Task goal:
Report every line in the listing that contains the string "this".

Dataset records:
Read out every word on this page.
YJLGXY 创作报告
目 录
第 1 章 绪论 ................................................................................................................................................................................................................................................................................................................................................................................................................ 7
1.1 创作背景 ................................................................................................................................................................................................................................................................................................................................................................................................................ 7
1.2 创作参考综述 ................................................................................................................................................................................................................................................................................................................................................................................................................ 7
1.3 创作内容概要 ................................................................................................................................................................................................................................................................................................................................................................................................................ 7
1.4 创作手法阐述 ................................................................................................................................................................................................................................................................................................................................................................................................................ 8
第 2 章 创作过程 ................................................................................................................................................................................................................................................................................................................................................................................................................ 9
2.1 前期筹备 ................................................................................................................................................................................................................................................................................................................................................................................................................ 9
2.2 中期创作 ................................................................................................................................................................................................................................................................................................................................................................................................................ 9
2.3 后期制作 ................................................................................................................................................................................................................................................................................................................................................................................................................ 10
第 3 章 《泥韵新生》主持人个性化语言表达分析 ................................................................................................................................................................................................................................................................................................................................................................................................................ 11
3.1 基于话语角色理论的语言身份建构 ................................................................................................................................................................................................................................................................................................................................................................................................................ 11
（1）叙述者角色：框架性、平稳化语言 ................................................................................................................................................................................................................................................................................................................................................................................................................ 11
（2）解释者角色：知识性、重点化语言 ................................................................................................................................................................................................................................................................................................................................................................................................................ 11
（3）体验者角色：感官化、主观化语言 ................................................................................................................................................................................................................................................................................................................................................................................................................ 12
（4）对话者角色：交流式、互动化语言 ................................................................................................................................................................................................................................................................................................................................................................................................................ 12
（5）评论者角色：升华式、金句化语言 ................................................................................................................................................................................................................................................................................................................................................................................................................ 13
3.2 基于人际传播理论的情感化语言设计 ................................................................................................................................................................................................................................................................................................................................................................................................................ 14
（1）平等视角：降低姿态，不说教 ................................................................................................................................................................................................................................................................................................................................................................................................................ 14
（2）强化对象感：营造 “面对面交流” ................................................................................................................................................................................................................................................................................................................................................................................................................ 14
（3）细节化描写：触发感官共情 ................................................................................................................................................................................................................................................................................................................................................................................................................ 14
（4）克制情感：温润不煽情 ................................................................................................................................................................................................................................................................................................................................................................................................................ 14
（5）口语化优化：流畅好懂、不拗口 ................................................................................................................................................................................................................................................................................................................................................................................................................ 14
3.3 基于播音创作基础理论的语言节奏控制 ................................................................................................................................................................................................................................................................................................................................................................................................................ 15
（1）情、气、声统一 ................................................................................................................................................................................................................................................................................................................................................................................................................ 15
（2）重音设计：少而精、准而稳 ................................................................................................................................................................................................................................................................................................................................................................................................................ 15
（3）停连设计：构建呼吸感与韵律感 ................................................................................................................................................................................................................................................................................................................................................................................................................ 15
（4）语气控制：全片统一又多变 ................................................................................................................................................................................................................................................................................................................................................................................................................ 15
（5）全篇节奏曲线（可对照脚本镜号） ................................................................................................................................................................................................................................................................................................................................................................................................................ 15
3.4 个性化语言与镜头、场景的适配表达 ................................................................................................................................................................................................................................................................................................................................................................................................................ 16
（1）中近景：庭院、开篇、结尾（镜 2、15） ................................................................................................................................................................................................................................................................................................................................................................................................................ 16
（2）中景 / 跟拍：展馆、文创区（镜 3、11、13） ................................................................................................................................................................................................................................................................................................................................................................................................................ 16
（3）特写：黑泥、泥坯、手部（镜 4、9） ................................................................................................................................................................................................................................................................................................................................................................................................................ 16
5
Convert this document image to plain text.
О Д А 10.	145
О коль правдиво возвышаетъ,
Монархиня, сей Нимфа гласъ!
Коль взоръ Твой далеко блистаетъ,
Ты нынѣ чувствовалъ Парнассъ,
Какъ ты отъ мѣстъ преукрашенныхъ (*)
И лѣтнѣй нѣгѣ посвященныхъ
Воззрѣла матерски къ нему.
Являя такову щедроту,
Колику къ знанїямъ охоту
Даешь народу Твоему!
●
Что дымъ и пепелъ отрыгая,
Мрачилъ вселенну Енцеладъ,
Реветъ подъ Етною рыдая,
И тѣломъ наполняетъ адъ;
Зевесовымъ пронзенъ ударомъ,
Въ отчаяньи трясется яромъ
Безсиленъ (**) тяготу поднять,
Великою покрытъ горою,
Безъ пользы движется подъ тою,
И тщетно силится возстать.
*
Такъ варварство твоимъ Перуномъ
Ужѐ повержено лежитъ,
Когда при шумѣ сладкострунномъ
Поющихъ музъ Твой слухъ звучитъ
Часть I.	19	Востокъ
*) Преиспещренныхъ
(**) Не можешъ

Solution:
Read out every word on this page.
Convert this document image to plain text.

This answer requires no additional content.